Among the lines below, list those containing the string "name".

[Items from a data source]
◆ ◆ ◆ ◆

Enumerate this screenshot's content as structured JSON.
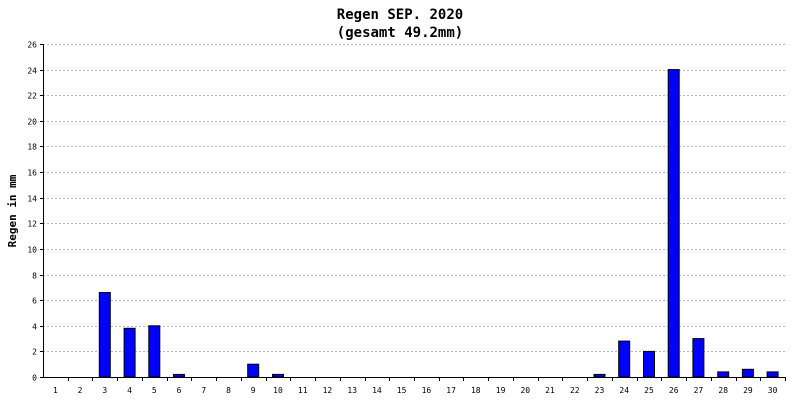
{
  "chart_data": {
    "type": "bar",
    "title": "Regen SEP. 2020",
    "subtitle": "(gesamt 49.2mm)",
    "xlabel": "",
    "ylabel": "Regen in mm",
    "ylim": [
      0,
      26
    ],
    "ytick_step": 2,
    "grid": true,
    "bar_color": "#0000ff",
    "categories": [
      "1",
      "2",
      "3",
      "4",
      "5",
      "6",
      "7",
      "8",
      "9",
      "10",
      "11",
      "12",
      "13",
      "14",
      "15",
      "16",
      "17",
      "18",
      "19",
      "20",
      "21",
      "22",
      "23",
      "24",
      "25",
      "26",
      "27",
      "28",
      "29",
      "30"
    ],
    "values": [
      0,
      0,
      6.6,
      3.8,
      4.0,
      0.2,
      0,
      0,
      1.0,
      0.2,
      0,
      0,
      0,
      0,
      0,
      0,
      0,
      0,
      0,
      0,
      0,
      0,
      0.2,
      2.8,
      2.0,
      24.0,
      3.0,
      0.4,
      0.6,
      0.4
    ]
  }
}
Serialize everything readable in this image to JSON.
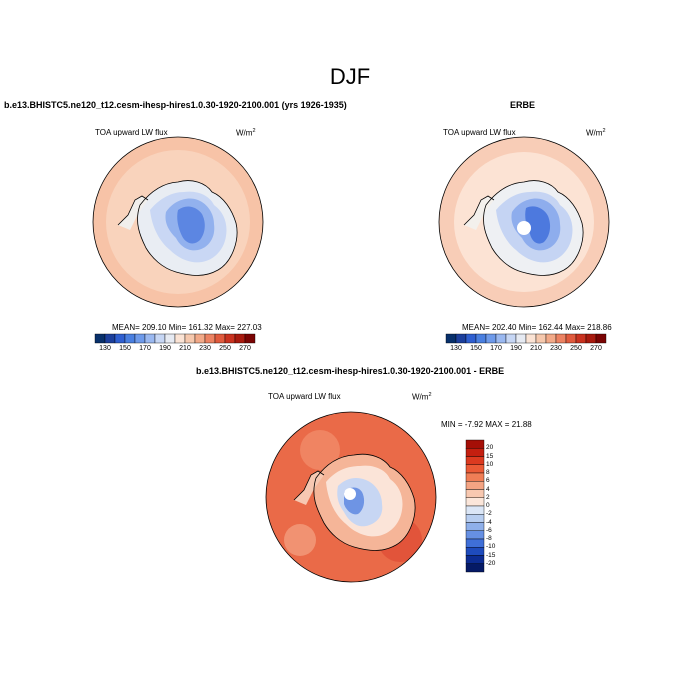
{
  "figure": {
    "season_title": "DJF"
  },
  "panel_model": {
    "title": "b.e13.BHISTC5.ne120_t12.cesm-ihesp-hires1.0.30-1920-2100.001 (yrs 1926-1935)",
    "variable": "TOA upward LW flux",
    "units": "W/m",
    "units_sup": "2",
    "stats": "MEAN= 209.10  Min= 161.32  Max= 227.03"
  },
  "panel_obs": {
    "title": "ERBE",
    "variable": "TOA upward LW flux",
    "units": "W/m",
    "units_sup": "2",
    "stats": "MEAN= 202.40  Min= 162.44  Max= 218.86"
  },
  "panel_diff": {
    "title": "b.e13.BHISTC5.ne120_t12.cesm-ihesp-hires1.0.30-1920-2100.001 - ERBE",
    "variable": "TOA upward LW flux",
    "units": "W/m",
    "units_sup": "2",
    "stats": "MIN =  -7.92 MAX =  21.88"
  },
  "colorbar_abs": {
    "labels": [
      "130",
      "150",
      "170",
      "190",
      "210",
      "230",
      "250",
      "270"
    ],
    "colors": [
      "#08306b",
      "#1c3f9c",
      "#2f5fd0",
      "#4a7fe0",
      "#6e9aea",
      "#9ab8f0",
      "#c6d6f4",
      "#e6eaf2",
      "#fbe3d4",
      "#f6c8ad",
      "#f2a988",
      "#ec8262",
      "#e05a3d",
      "#c9321f",
      "#a81a0e",
      "#7a0403"
    ]
  },
  "colorbar_diff": {
    "labels": [
      "20",
      "15",
      "10",
      "8",
      "6",
      "4",
      "2",
      "0",
      "-2",
      "-4",
      "-6",
      "-8",
      "-10",
      "-15",
      "-20"
    ],
    "colors": [
      "#a50f07",
      "#c41f10",
      "#dc3a20",
      "#eb5a36",
      "#f07e56",
      "#f4a483",
      "#f8c8b0",
      "#fbe6da",
      "#dbe6f6",
      "#b8cef0",
      "#8fb0ea",
      "#6690e3",
      "#3f6fd8",
      "#1e4bbd",
      "#0c2c93",
      "#051a66"
    ]
  }
}
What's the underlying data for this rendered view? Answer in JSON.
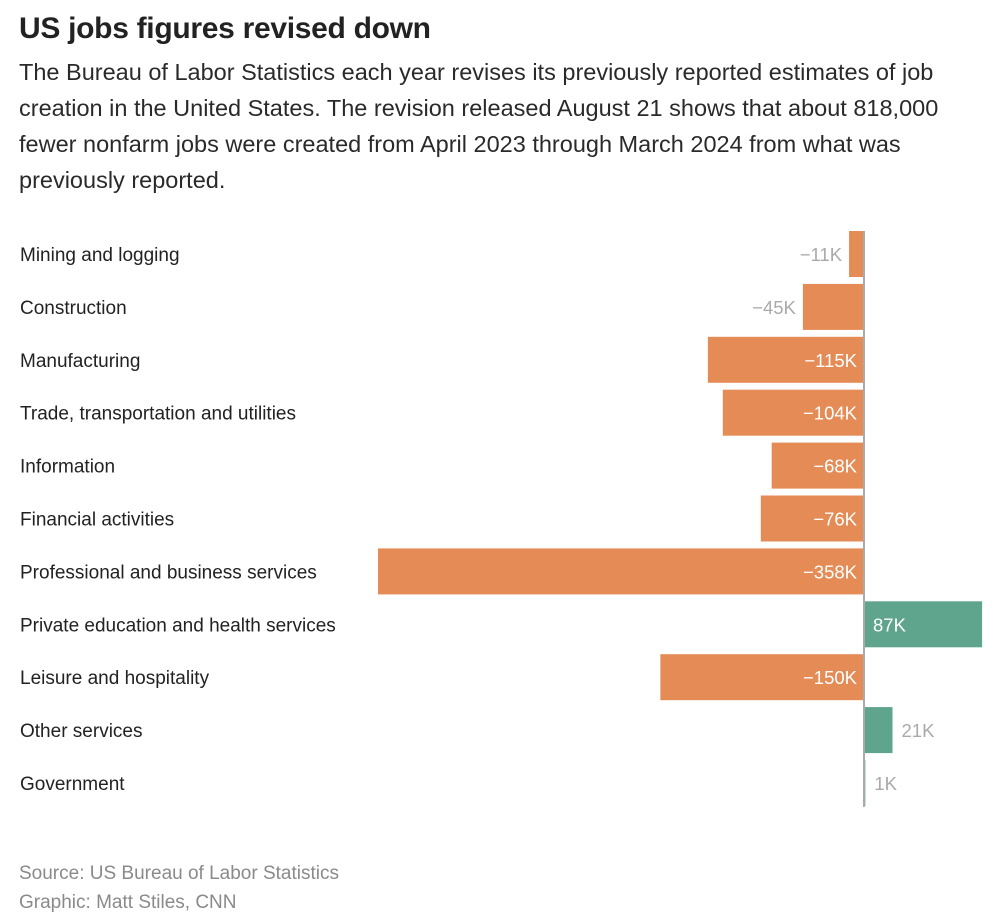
{
  "title": "US jobs figures revised down",
  "subtitle": "The Bureau of Labor Statistics each year revises its previously reported estimates of job creation in the United States. The revision released August 21 shows that about 818,000 fewer nonfarm jobs were created from April 2023 through March 2024 from what was previously reported.",
  "source": "Source: US Bureau of Labor Statistics",
  "credit": "Graphic: Matt Stiles, CNN",
  "chart_data": {
    "type": "bar",
    "orientation": "horizontal",
    "categories": [
      "Mining and logging",
      "Construction",
      "Manufacturing",
      "Trade, transportation and utilities",
      "Information",
      "Financial activities",
      "Professional and business services",
      "Private education and health services",
      "Leisure and hospitality",
      "Other services",
      "Government"
    ],
    "values": [
      -11,
      -45,
      -115,
      -104,
      -68,
      -76,
      -358,
      87,
      -150,
      21,
      1
    ],
    "value_labels": [
      "−11K",
      "−45K",
      "−115K",
      "−104K",
      "−68K",
      "−76K",
      "−358K",
      "87K",
      "−150K",
      "21K",
      "1K"
    ],
    "units": "thousands of jobs",
    "colors": {
      "negative": "#E58B56",
      "positive": "#5FA48D",
      "axis": "#aaaaaa"
    },
    "grid": false
  }
}
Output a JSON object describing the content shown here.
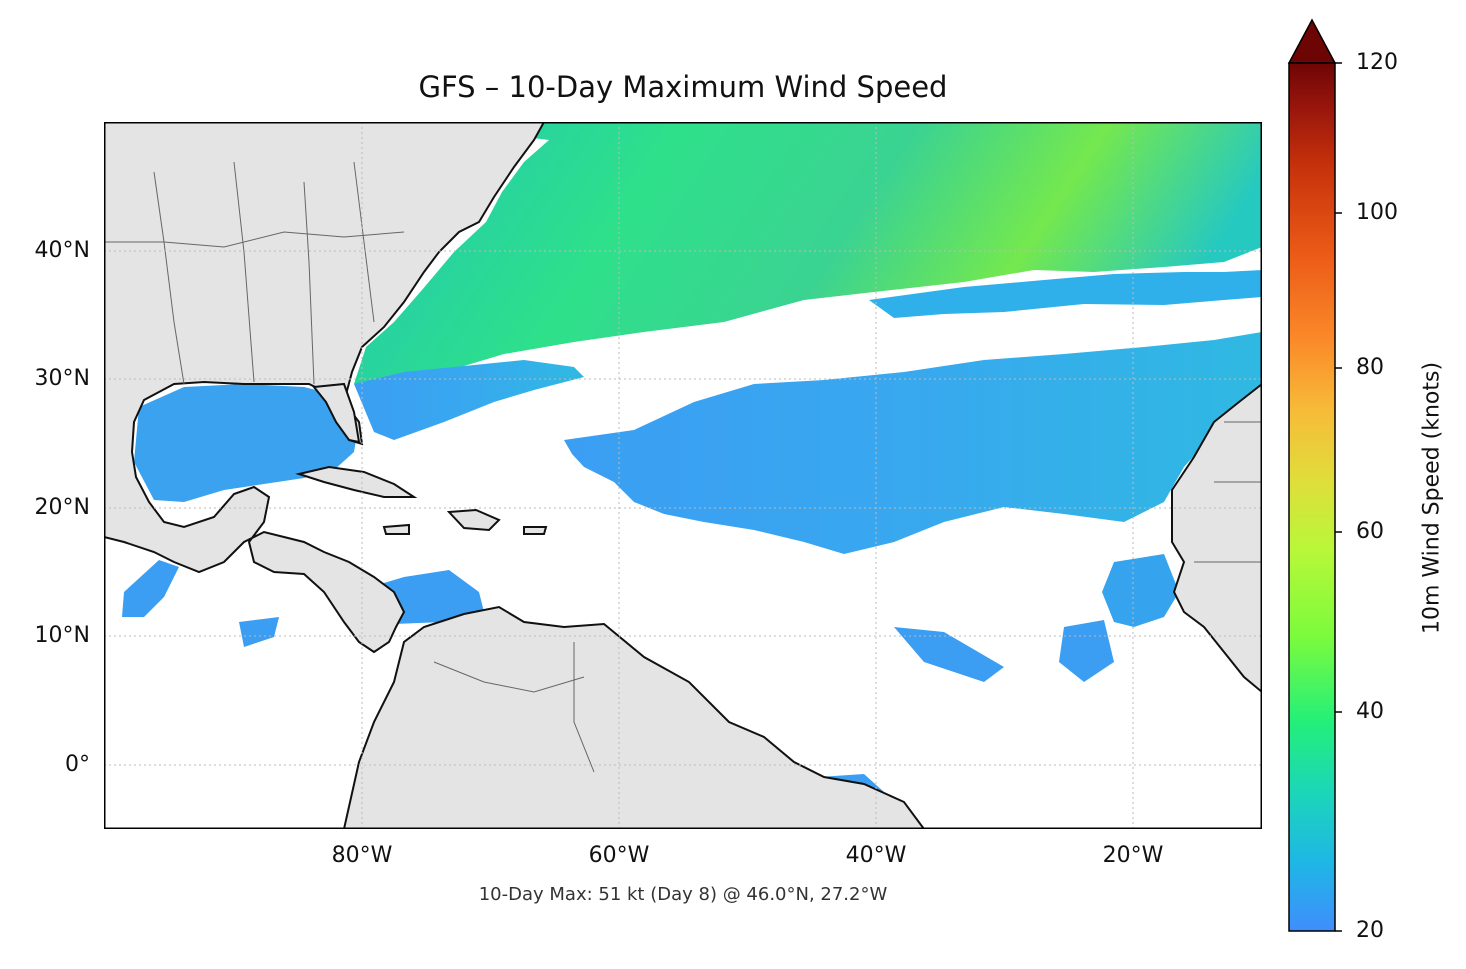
{
  "title": "GFS – 10-Day Maximum Wind Speed",
  "caption": "10-Day Max: 51 kt (Day 8) @ 46.0°N, 27.2°W",
  "x_ticks": [
    "80°W",
    "60°W",
    "40°W",
    "20°W"
  ],
  "y_ticks": [
    "40°N",
    "30°N",
    "20°N",
    "10°N",
    "0°"
  ],
  "colorbar": {
    "label": "10m Wind Speed (knots)",
    "ticks": [
      "120",
      "100",
      "80",
      "60",
      "40",
      "20"
    ],
    "min": 20,
    "max": 120,
    "extend": "max",
    "colors": [
      "#3f8efc",
      "#1fb7e5",
      "#1cd6b8",
      "#23ef7a",
      "#7cfb3c",
      "#b9f73a",
      "#e0dd3a",
      "#f7bb39",
      "#fb8a2a",
      "#ec5a17",
      "#c7320b",
      "#98150c",
      "#6e0505"
    ]
  },
  "map": {
    "extent": {
      "lon": [
        -100,
        -10
      ],
      "lat": [
        -5,
        50
      ]
    },
    "land_color": "#e4e4e4",
    "ocean_color": "#ffffff",
    "wind_low_color": "#3f9cf5",
    "wind_mid_color": "#1ed3a4",
    "wind_high_color": "#6af05a"
  }
}
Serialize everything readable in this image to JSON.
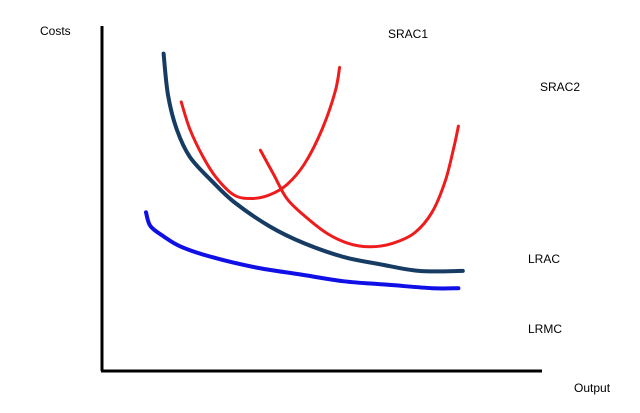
{
  "chart_data": {
    "type": "line",
    "ylabel": "Costs",
    "xlabel": "Output",
    "grid": false,
    "series": [
      {
        "name": "SRAC1",
        "color": "#ee1c1c",
        "points": [
          [
            0.18,
            0.78
          ],
          [
            0.2,
            0.7
          ],
          [
            0.23,
            0.62
          ],
          [
            0.26,
            0.56
          ],
          [
            0.3,
            0.51
          ],
          [
            0.34,
            0.5
          ],
          [
            0.38,
            0.51
          ],
          [
            0.42,
            0.54
          ],
          [
            0.46,
            0.6
          ],
          [
            0.5,
            0.7
          ],
          [
            0.53,
            0.81
          ],
          [
            0.54,
            0.88
          ]
        ]
      },
      {
        "name": "SRAC2",
        "color": "#ee1c1c",
        "points": [
          [
            0.36,
            0.64
          ],
          [
            0.39,
            0.57
          ],
          [
            0.42,
            0.5
          ],
          [
            0.46,
            0.45
          ],
          [
            0.51,
            0.4
          ],
          [
            0.56,
            0.37
          ],
          [
            0.61,
            0.36
          ],
          [
            0.66,
            0.37
          ],
          [
            0.71,
            0.4
          ],
          [
            0.75,
            0.46
          ],
          [
            0.78,
            0.55
          ],
          [
            0.8,
            0.65
          ],
          [
            0.81,
            0.71
          ]
        ]
      },
      {
        "name": "LRAC",
        "color": "#173c64",
        "points": [
          [
            0.14,
            0.92
          ],
          [
            0.15,
            0.8
          ],
          [
            0.17,
            0.7
          ],
          [
            0.2,
            0.62
          ],
          [
            0.25,
            0.55
          ],
          [
            0.3,
            0.49
          ],
          [
            0.38,
            0.42
          ],
          [
            0.46,
            0.37
          ],
          [
            0.55,
            0.33
          ],
          [
            0.63,
            0.31
          ],
          [
            0.72,
            0.29
          ],
          [
            0.82,
            0.29
          ]
        ]
      },
      {
        "name": "LRMC",
        "color": "#0f0fe6",
        "points": [
          [
            0.1,
            0.46
          ],
          [
            0.11,
            0.42
          ],
          [
            0.14,
            0.39
          ],
          [
            0.18,
            0.36
          ],
          [
            0.25,
            0.33
          ],
          [
            0.35,
            0.3
          ],
          [
            0.45,
            0.28
          ],
          [
            0.55,
            0.26
          ],
          [
            0.65,
            0.25
          ],
          [
            0.75,
            0.24
          ],
          [
            0.81,
            0.24
          ]
        ]
      }
    ]
  }
}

◆ ◆ ◆ ◆

EXERCISE ANSWER:
        "name": "SRAC1",
        "name": "SRAC2",
        "name": "LRAC",
        "name": "LRMC",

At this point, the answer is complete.